*Problem statement*. The entries below need to be written out exactly, with no pictures included.

*Listed entries*.
--------

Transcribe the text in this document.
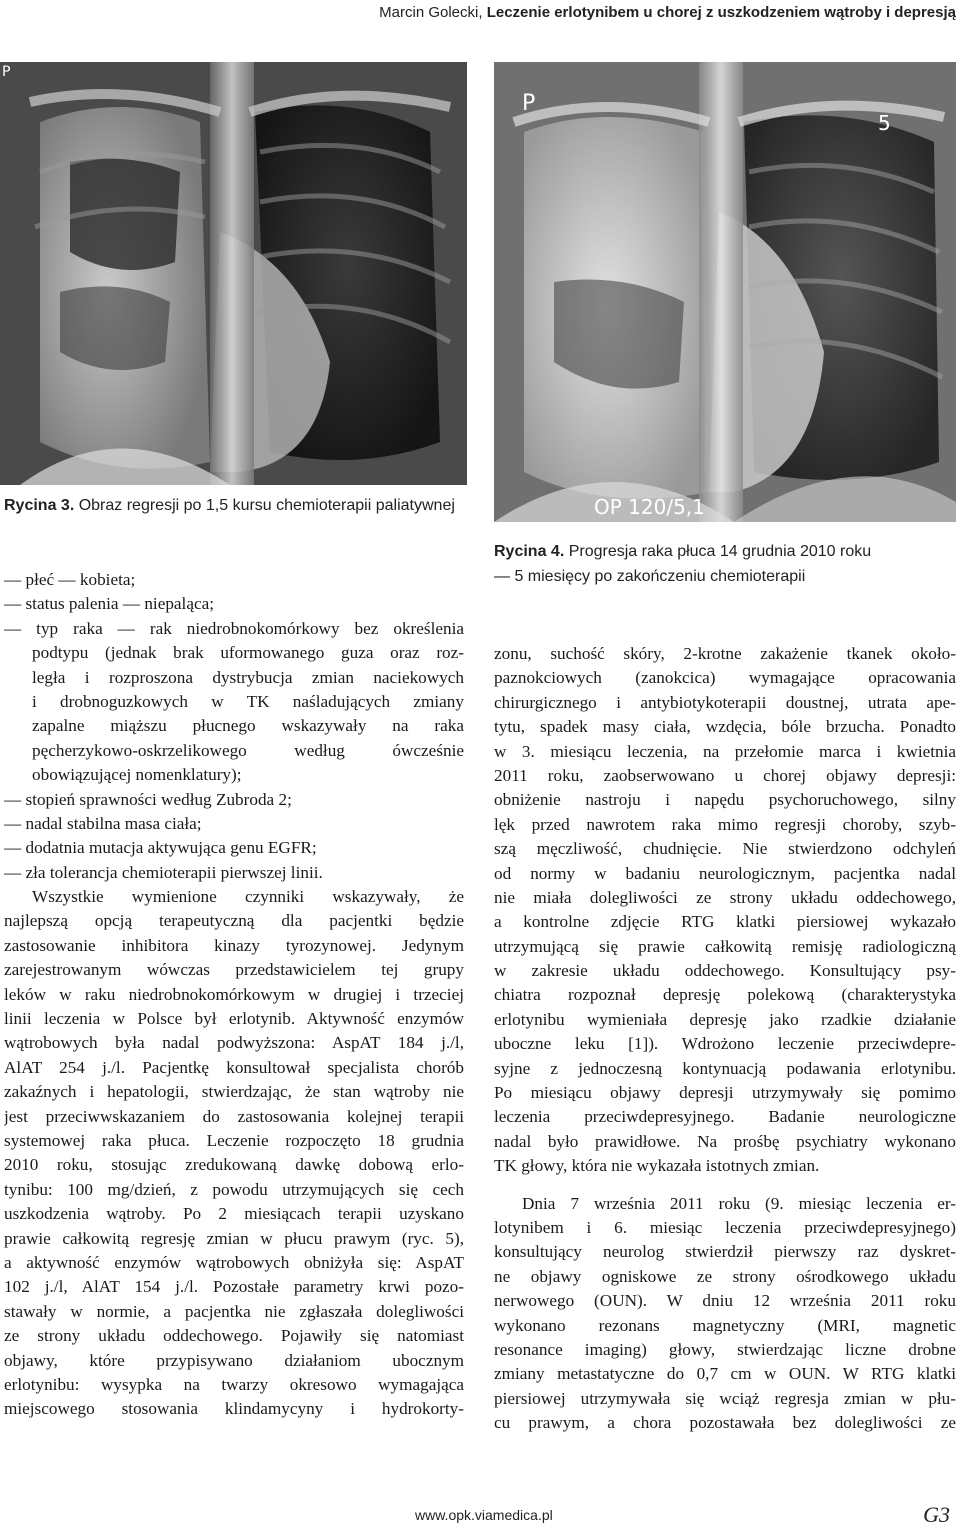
Marcin Golecki, Leczenie erlotynibem u chorej z uszkodzeniem wątroby i depresją
P
Rycina 3. Obraz regresji po 1,5 kursu chemioterapii paliatywnej
P
5
OP 120/5,1
Rycina 4. Progresja raka płuca 14 grudnia 2010 roku
— 5 miesięcy po zakończeniu chemioterapii
— płeć — kobieta;
— status palenia — niepaląca;
— typ raka — rak niedrobnokomórkowy bez określenia
podtypu (jednak brak uformowanego guza oraz roz-
legła i rozproszona dystrybucja zmian naciekowych
i drobnoguzkowych w TK naśladujących zmiany
zapalne miąższu płucnego wskazywały na raka
pęcherzykowo-oskrzelikowego według ówcześnie
obowiązującej nomenklatury);
— stopień sprawności według Zubroda 2;
— nadal stabilna masa ciała;
— dodatnia mutacja aktywująca genu EGFR;
— zła tolerancja chemioterapii pierwszej linii.
Wszystkie wymienione czynniki wskazywały, że
najlepszą opcją terapeutyczną dla pacjentki będzie
zastosowanie inhibitora kinazy tyrozynowej. Jedynym
zarejestrowanym wówczas przedstawicielem tej grupy
leków w raku niedrobnokomórkowym w drugiej i trzeciej
linii leczenia w Polsce był erlotynib. Aktywność enzymów
wątrobowych była nadal podwyższona: AspAT 184 j./l,
AlAT 254 j./l. Pacjentkę konsultował specjalista chorób
zakaźnych i hepatologii, stwierdzając, że stan wątroby nie
jest przeciwwskazaniem do zastosowania kolejnej terapii
systemowej raka płuca. Leczenie rozpoczęto 18 grudnia
2010 roku, stosując zredukowaną dawkę dobową erlo-
tynibu: 100 mg/dzień, z powodu utrzymujących się cech
uszkodzenia wątroby. Po 2 miesiącach terapii uzyskano
prawie całkowitą regresję zmian w płucu prawym (ryc. 5),
a aktywność enzymów wątrobowych obniżyła się: AspAT
102 j./l, AlAT 154 j./l. Pozostałe parametry krwi pozo-
stawały w normie, a pacjentka nie zgłaszała dolegliwości
ze strony układu oddechowego. Pojawiły się natomiast
objawy, które przypisywano działaniom ubocznym
erlotynibu: wysypka na twarzy okresowo wymagająca
miejscowego stosowania klindamycyny i hydrokorty-
zonu, suchość skóry, 2-krotne zakażenie tkanek około-
paznokciowych (zanokcica) wymagające opracowania
chirurgicznego i antybiotykoterapii doustnej, utrata ape-
tytu, spadek masy ciała, wzdęcia, bóle brzucha. Ponadto
w 3. miesiącu leczenia, na przełomie marca i kwietnia
2011 roku, zaobserwowano u chorej objawy depresji:
obniżenie nastroju i napędu psychoruchowego, silny
lęk przed nawrotem raka mimo regresji choroby, szyb-
szą męczliwość, chudnięcie. Nie stwierdzono odchyleń
od normy w badaniu neurologicznym, pacjentka nadal
nie miała dolegliwości ze strony układu oddechowego,
a kontrolne zdjęcie RTG klatki piersiowej wykazało
utrzymującą się prawie całkowitą remisję radiologiczną
w zakresie układu oddechowego. Konsultujący psy-
chiatra rozpoznał depresję polekową (charakterystyka
erlotynibu wymieniała depresję jako rzadkie działanie
uboczne leku [1]). Wdrożono leczenie przeciwdepre-
syjne z jednoczesną kontynuacją podawania erlotynibu.
Po miesiącu objawy depresji utrzymywały się pomimo
leczenia przeciwdepresyjnego. Badanie neurologiczne
nadal było prawidłowe. Na prośbę psychiatry wykonano
TK głowy, która nie wykazała istotnych zmian.
Dnia 7 września 2011 roku (9. miesiąc leczenia er-
lotynibem i 6. miesiąc leczenia przeciwdepresyjnego)
konsultujący neurolog stwierdził pierwszy raz dyskret-
ne objawy ogniskowe ze strony ośrodkowego układu
nerwowego (OUN). W dniu 12 września 2011 roku
wykonano rezonans magnetyczny (MRI, magnetic
resonance imaging) głowy, stwierdzając liczne drobne
zmiany metastatyczne do 0,7 cm w OUN. W RTG klatki
piersiowej utrzymywała się wciąż regresja zmian w płu-
cu prawym, a chora pozostawała bez dolegliwości ze
www.opk.viamedica.pl	G3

--------

*Worked solution*.
Transcribe the text in this document.
Marcin Golecki, Leczenie erlotynibem u chorej z uszkodzeniem wątroby i depresją
P
Rycina 3. Obraz regresji po 1,5 kursu chemioterapii paliatywnej
P
5
OP 120/5,1
Rycina 4. Progresja raka płuca 14 grudnia 2010 roku
— 5 miesięcy po zakończeniu chemioterapii
— płeć — kobieta;
— status palenia — niepaląca;
— typ raka — rak niedrobnokomórkowy bez określenia
podtypu (jednak brak uformowanego guza oraz roz-
legła i rozproszona dystrybucja zmian naciekowych
i drobnoguzkowych w TK naśladujących zmiany
zapalne miąższu płucnego wskazywały na raka
pęcherzykowo-oskrzelikowego według ówcześnie
obowiązującej nomenklatury);
— stopień sprawności według Zubroda 2;
— nadal stabilna masa ciała;
— dodatnia mutacja aktywująca genu EGFR;
— zła tolerancja chemioterapii pierwszej linii.
Wszystkie wymienione czynniki wskazywały, że
najlepszą opcją terapeutyczną dla pacjentki będzie
zastosowanie inhibitora kinazy tyrozynowej. Jedynym
zarejestrowanym wówczas przedstawicielem tej grupy
leków w raku niedrobnokomórkowym w drugiej i trzeciej
linii leczenia w Polsce był erlotynib. Aktywność enzymów
wątrobowych była nadal podwyższona: AspAT 184 j./l,
AlAT 254 j./l. Pacjentkę konsultował specjalista chorób
zakaźnych i hepatologii, stwierdzając, że stan wątroby nie
jest przeciwwskazaniem do zastosowania kolejnej terapii
systemowej raka płuca. Leczenie rozpoczęto 18 grudnia
2010 roku, stosując zredukowaną dawkę dobową erlo-
tynibu: 100 mg/dzień, z powodu utrzymujących się cech
uszkodzenia wątroby. Po 2 miesiącach terapii uzyskano
prawie całkowitą regresję zmian w płucu prawym (ryc. 5),
a aktywność enzymów wątrobowych obniżyła się: AspAT
102 j./l, AlAT 154 j./l. Pozostałe parametry krwi pozo-
stawały w normie, a pacjentka nie zgłaszała dolegliwości
ze strony układu oddechowego. Pojawiły się natomiast
objawy, które przypisywano działaniom ubocznym
erlotynibu: wysypka na twarzy okresowo wymagająca
miejscowego stosowania klindamycyny i hydrokorty-
zonu, suchość skóry, 2-krotne zakażenie tkanek około-
paznokciowych (zanokcica) wymagające opracowania
chirurgicznego i antybiotykoterapii doustnej, utrata ape-
tytu, spadek masy ciała, wzdęcia, bóle brzucha. Ponadto
w 3. miesiącu leczenia, na przełomie marca i kwietnia
2011 roku, zaobserwowano u chorej objawy depresji:
obniżenie nastroju i napędu psychoruchowego, silny
lęk przed nawrotem raka mimo regresji choroby, szyb-
szą męczliwość, chudnięcie. Nie stwierdzono odchyleń
od normy w badaniu neurologicznym, pacjentka nadal
nie miała dolegliwości ze strony układu oddechowego,
a kontrolne zdjęcie RTG klatki piersiowej wykazało
utrzymującą się prawie całkowitą remisję radiologiczną
w zakresie układu oddechowego. Konsultujący psy-
chiatra rozpoznał depresję polekową (charakterystyka
erlotynibu wymieniała depresję jako rzadkie działanie
uboczne leku [1]). Wdrożono leczenie przeciwdepre-
syjne z jednoczesną kontynuacją podawania erlotynibu.
Po miesiącu objawy depresji utrzymywały się pomimo
leczenia przeciwdepresyjnego. Badanie neurologiczne
nadal było prawidłowe. Na prośbę psychiatry wykonano
TK głowy, która nie wykazała istotnych zmian.
Dnia 7 września 2011 roku (9. miesiąc leczenia er-
lotynibem i 6. miesiąc leczenia przeciwdepresyjnego)
konsultujący neurolog stwierdził pierwszy raz dyskret-
ne objawy ogniskowe ze strony ośrodkowego układu
nerwowego (OUN). W dniu 12 września 2011 roku
wykonano rezonans magnetyczny (MRI, magnetic
resonance imaging) głowy, stwierdzając liczne drobne
zmiany metastatyczne do 0,7 cm w OUN. W RTG klatki
piersiowej utrzymywała się wciąż regresja zmian w płu-
cu prawym, a chora pozostawała bez dolegliwości ze
www.opk.viamedica.pl	G3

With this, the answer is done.